**Records contained in a dataset**
** START **

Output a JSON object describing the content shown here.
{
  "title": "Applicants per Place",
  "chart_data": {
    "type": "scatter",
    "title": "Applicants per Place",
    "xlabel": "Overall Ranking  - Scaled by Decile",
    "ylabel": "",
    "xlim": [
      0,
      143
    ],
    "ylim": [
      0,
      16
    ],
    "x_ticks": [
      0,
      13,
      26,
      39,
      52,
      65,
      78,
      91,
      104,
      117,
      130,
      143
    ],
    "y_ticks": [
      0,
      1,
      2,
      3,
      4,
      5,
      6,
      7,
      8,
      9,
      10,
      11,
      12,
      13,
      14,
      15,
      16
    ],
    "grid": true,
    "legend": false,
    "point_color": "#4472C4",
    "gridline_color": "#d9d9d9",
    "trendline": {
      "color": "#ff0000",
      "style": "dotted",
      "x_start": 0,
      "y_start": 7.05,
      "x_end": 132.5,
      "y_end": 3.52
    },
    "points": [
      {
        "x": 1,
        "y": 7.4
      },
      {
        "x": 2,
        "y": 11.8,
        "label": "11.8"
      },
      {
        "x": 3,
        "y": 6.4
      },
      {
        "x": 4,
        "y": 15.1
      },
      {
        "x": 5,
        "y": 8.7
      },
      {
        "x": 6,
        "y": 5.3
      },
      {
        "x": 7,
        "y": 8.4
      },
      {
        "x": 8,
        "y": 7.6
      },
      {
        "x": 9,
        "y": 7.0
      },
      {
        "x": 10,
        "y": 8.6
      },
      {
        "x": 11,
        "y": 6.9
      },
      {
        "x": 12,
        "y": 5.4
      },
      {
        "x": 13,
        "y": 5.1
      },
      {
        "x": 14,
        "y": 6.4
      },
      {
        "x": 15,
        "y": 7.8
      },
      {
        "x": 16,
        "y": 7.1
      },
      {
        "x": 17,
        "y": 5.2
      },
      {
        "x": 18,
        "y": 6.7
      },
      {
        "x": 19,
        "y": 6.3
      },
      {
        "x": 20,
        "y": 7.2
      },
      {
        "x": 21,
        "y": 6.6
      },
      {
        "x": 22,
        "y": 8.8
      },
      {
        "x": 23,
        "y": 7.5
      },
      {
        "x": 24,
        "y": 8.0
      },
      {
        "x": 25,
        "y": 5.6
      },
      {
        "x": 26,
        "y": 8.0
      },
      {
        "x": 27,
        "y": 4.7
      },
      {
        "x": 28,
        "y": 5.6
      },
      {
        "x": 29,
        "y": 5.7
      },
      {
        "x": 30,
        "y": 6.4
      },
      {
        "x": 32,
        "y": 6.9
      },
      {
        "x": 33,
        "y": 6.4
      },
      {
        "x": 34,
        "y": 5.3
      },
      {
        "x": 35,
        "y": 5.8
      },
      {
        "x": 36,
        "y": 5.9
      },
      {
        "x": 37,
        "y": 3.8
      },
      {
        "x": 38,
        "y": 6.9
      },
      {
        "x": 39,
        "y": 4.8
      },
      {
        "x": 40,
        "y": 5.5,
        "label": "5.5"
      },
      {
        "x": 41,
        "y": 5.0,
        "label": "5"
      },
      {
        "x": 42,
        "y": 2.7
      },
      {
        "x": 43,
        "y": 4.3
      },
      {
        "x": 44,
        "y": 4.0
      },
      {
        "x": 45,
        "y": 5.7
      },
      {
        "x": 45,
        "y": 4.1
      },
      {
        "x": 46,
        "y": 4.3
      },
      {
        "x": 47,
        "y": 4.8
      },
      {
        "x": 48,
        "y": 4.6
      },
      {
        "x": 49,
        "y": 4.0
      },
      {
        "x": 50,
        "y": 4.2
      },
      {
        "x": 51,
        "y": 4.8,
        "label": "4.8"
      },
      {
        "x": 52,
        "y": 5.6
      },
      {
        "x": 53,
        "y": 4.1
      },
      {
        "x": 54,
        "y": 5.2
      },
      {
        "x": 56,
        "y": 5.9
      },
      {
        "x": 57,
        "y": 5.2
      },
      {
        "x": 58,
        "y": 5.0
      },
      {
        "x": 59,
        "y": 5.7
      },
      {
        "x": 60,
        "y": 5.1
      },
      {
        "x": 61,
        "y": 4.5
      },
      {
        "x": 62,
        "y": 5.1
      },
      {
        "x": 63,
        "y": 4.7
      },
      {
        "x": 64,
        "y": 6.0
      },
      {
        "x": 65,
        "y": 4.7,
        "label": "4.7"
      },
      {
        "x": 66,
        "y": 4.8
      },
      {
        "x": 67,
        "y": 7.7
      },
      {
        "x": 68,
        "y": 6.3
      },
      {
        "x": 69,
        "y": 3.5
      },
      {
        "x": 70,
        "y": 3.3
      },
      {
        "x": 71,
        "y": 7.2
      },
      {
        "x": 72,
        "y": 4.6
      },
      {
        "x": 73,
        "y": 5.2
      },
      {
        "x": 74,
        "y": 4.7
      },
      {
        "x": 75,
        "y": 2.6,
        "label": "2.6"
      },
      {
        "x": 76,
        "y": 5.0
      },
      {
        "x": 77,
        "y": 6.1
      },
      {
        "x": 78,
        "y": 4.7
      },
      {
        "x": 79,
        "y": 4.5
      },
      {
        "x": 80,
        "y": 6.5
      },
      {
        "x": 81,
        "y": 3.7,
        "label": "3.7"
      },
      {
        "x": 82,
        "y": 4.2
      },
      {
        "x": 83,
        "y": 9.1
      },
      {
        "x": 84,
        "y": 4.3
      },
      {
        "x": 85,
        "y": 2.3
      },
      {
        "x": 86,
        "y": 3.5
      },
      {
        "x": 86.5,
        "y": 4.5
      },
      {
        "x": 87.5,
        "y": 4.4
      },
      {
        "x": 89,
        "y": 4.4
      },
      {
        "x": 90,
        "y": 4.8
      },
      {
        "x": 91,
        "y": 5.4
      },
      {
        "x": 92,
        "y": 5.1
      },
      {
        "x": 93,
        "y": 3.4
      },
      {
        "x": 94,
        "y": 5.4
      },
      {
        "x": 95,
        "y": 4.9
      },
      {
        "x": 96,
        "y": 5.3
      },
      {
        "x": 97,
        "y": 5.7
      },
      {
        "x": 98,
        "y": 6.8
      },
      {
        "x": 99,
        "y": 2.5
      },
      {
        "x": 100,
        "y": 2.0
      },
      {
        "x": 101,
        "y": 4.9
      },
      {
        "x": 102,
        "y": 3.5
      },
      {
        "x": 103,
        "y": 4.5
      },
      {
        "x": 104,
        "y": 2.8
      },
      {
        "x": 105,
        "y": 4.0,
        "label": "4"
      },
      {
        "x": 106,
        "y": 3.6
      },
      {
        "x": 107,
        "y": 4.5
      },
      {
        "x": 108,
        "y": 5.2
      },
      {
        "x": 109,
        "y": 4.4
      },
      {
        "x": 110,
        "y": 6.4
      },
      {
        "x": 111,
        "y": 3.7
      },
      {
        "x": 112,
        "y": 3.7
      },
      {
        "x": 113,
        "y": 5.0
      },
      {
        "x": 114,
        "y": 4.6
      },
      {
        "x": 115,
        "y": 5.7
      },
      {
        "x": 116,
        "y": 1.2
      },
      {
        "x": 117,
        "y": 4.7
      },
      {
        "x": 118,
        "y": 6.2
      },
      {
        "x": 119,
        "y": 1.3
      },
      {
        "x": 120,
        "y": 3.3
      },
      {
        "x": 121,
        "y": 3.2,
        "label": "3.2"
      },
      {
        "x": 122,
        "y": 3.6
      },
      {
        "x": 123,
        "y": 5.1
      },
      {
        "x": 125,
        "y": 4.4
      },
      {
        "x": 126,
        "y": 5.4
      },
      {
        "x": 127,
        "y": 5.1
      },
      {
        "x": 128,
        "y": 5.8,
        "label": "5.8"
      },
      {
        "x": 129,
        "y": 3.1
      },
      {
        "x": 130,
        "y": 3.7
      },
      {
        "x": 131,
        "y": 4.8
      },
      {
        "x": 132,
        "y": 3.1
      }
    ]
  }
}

** END **

**Brief**
Give nothing but the number of lines containing the string "Place".

**Solution to this task**
2